§ TASK INSTRUCTIONS
Scan the data below for the string "amount". Copy every line where it appears.

(Extracted records)
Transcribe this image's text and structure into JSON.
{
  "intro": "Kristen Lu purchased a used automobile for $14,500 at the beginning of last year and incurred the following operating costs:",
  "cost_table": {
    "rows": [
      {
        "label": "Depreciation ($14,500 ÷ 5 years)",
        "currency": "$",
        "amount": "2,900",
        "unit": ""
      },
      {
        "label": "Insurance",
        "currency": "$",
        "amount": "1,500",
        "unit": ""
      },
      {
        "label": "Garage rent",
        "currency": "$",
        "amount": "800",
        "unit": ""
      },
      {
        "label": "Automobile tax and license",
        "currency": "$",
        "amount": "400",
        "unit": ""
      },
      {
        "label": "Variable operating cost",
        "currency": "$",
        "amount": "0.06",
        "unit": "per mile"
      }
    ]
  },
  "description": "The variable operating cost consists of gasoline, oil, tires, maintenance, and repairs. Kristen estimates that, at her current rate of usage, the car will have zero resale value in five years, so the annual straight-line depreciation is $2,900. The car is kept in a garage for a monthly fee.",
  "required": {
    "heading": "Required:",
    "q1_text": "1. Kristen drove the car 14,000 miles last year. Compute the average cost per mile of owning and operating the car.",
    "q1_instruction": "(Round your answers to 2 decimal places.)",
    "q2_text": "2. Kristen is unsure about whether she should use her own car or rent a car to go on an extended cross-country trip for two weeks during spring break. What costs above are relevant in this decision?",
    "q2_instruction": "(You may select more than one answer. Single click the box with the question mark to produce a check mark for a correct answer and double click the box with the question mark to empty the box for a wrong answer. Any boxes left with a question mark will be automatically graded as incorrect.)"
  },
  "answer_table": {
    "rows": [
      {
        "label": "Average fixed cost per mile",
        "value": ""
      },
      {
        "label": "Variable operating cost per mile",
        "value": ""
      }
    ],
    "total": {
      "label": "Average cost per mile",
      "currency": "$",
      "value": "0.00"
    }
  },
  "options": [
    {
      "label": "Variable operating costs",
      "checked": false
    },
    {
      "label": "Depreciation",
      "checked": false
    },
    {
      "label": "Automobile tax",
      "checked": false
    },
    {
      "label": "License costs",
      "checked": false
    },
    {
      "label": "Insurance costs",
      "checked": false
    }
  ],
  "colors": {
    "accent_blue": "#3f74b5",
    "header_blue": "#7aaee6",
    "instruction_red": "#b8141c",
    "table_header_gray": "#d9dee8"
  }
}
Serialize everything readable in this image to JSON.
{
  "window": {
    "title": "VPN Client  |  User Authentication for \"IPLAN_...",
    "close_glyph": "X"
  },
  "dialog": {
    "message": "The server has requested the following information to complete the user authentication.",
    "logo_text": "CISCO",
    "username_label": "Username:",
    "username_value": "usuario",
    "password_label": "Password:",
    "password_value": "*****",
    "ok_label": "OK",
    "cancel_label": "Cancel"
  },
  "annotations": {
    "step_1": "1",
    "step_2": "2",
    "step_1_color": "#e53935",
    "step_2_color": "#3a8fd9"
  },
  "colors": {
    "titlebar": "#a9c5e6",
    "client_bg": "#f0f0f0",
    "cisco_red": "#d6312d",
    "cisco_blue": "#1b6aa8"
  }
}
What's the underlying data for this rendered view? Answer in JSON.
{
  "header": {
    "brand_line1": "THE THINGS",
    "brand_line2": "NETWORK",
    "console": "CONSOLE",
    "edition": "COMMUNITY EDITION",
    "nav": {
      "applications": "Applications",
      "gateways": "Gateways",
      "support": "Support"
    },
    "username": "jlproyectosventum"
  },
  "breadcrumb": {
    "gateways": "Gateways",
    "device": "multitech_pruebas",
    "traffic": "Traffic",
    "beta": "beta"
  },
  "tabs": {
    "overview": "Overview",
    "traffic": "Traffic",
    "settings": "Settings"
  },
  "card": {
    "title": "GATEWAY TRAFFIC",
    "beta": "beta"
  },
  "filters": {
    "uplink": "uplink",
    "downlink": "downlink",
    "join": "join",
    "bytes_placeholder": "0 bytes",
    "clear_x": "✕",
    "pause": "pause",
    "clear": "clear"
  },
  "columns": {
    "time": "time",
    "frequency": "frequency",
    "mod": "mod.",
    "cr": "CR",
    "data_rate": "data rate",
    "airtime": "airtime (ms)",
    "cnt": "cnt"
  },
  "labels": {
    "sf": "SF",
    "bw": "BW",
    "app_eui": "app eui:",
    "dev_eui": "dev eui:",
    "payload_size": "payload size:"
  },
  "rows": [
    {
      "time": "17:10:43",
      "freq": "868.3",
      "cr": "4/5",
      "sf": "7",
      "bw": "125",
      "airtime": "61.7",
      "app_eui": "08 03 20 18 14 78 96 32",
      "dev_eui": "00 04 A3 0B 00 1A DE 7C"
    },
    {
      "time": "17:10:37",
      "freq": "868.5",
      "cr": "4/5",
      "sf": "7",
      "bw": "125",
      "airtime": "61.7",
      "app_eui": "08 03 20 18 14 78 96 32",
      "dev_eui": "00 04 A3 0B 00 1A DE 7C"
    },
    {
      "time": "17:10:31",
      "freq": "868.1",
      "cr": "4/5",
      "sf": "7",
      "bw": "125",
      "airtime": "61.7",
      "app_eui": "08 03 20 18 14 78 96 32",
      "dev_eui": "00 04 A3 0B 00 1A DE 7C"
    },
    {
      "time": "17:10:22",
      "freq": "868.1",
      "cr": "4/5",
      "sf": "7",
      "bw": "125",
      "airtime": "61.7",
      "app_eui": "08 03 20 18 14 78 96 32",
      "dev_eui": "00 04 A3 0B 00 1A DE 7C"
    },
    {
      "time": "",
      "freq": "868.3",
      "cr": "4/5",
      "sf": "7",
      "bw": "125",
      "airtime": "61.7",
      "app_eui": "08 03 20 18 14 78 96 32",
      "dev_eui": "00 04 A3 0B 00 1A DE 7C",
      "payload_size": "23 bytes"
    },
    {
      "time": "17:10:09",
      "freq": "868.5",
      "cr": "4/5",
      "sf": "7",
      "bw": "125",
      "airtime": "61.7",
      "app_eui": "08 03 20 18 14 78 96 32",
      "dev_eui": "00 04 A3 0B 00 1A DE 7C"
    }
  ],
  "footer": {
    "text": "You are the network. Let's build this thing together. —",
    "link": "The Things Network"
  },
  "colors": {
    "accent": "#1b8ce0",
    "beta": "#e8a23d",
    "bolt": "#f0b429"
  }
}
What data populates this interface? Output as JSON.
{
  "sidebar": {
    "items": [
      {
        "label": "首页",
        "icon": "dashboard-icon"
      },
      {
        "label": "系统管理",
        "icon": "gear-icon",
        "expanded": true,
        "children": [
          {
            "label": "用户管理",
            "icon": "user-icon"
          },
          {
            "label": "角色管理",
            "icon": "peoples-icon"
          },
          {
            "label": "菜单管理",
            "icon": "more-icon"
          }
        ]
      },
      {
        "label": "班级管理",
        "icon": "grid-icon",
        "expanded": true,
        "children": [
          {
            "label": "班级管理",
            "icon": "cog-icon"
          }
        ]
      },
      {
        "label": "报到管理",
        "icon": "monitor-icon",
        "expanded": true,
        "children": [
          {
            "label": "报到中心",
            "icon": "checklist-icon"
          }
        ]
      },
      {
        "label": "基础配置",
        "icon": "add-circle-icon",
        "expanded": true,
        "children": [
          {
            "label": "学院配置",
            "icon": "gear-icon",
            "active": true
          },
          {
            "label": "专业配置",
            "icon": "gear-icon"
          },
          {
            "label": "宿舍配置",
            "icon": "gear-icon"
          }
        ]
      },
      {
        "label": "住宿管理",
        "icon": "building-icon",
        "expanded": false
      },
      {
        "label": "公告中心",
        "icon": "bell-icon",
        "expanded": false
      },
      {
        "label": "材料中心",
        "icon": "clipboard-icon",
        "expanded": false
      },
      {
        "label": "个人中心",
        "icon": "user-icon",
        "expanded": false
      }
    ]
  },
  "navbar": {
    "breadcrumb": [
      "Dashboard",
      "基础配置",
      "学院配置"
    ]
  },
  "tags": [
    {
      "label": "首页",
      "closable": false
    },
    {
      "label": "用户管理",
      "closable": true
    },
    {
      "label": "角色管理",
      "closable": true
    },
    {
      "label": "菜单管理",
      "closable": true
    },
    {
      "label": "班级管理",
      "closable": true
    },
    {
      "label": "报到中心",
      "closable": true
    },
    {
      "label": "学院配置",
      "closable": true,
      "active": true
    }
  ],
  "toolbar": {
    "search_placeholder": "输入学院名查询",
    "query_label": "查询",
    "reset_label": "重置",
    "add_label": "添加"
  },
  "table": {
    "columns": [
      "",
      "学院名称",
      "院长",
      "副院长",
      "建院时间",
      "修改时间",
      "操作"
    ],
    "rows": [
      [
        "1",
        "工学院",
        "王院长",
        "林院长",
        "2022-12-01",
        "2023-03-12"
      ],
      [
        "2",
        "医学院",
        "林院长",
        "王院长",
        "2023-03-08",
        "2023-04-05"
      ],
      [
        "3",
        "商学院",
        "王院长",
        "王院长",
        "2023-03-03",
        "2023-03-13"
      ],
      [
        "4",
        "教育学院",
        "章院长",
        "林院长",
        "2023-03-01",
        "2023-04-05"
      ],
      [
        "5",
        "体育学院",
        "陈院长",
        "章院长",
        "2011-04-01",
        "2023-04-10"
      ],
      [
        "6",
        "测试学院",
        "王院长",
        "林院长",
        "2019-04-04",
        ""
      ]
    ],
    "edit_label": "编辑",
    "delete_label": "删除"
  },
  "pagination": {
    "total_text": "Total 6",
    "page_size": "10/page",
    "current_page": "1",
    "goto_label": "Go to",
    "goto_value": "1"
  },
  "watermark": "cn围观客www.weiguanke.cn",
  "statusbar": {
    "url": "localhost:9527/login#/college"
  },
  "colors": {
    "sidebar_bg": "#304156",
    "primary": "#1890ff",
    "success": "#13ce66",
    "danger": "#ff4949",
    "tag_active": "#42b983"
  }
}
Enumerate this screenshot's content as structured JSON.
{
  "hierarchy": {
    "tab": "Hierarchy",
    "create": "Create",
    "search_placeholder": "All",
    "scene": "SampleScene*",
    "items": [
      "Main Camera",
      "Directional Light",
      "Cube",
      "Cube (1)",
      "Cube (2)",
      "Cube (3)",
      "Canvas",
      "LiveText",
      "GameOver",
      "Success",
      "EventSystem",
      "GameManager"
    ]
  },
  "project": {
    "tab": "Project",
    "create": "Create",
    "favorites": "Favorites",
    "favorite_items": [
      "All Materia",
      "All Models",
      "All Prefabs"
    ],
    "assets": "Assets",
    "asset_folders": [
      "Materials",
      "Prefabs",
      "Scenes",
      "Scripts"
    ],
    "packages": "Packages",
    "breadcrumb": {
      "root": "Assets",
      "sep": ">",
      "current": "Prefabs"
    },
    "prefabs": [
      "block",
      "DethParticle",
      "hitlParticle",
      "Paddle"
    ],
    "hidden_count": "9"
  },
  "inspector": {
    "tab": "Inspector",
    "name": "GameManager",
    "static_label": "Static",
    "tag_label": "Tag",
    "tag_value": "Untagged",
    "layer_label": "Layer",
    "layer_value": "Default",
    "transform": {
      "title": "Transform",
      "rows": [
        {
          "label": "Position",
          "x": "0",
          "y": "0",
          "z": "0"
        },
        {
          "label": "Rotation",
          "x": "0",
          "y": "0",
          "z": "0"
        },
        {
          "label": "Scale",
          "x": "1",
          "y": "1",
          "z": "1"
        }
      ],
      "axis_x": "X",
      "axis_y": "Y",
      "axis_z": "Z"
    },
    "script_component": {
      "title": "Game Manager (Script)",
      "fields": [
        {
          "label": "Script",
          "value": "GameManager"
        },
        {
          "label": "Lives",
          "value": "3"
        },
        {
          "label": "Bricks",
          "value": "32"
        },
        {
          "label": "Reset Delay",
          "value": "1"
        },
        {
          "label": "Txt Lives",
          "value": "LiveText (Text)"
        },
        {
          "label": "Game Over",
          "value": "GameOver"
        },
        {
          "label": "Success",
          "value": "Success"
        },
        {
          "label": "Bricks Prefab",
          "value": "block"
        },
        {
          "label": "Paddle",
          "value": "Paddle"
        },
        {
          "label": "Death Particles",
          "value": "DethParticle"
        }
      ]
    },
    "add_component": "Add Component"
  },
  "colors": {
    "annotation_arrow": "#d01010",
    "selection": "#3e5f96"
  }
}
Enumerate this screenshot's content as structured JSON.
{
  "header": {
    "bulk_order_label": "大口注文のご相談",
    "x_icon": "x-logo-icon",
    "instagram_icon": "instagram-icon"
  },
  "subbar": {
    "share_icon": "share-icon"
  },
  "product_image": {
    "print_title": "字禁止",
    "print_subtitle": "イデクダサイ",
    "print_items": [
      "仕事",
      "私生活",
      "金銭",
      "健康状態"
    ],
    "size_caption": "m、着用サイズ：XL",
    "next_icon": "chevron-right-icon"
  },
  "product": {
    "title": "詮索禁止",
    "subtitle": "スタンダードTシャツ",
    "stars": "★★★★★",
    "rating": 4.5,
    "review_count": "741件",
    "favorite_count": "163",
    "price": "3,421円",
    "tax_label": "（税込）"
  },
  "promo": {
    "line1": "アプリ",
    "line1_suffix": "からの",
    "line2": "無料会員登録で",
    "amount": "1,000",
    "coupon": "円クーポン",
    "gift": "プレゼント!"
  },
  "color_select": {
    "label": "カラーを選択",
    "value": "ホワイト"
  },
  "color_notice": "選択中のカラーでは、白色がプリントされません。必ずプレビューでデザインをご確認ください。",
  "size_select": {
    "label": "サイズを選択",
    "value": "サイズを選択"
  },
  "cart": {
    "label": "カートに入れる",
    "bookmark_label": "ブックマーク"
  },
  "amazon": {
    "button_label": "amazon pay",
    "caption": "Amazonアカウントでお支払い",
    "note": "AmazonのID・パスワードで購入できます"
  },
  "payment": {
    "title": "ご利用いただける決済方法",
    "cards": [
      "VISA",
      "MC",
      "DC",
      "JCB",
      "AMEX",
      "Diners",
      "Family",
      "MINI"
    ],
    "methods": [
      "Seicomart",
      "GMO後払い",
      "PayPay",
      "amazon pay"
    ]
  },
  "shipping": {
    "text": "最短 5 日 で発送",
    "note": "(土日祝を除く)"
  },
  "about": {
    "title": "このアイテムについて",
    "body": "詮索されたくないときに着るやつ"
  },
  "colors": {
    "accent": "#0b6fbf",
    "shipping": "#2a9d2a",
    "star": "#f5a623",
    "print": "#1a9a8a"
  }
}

§ TASK SOLUTION
        "amount": "2,900",
        "amount": "1,500",
        "amount": "800",
        "amount": "400",
        "amount": "0.06",
    "amount": "1,000",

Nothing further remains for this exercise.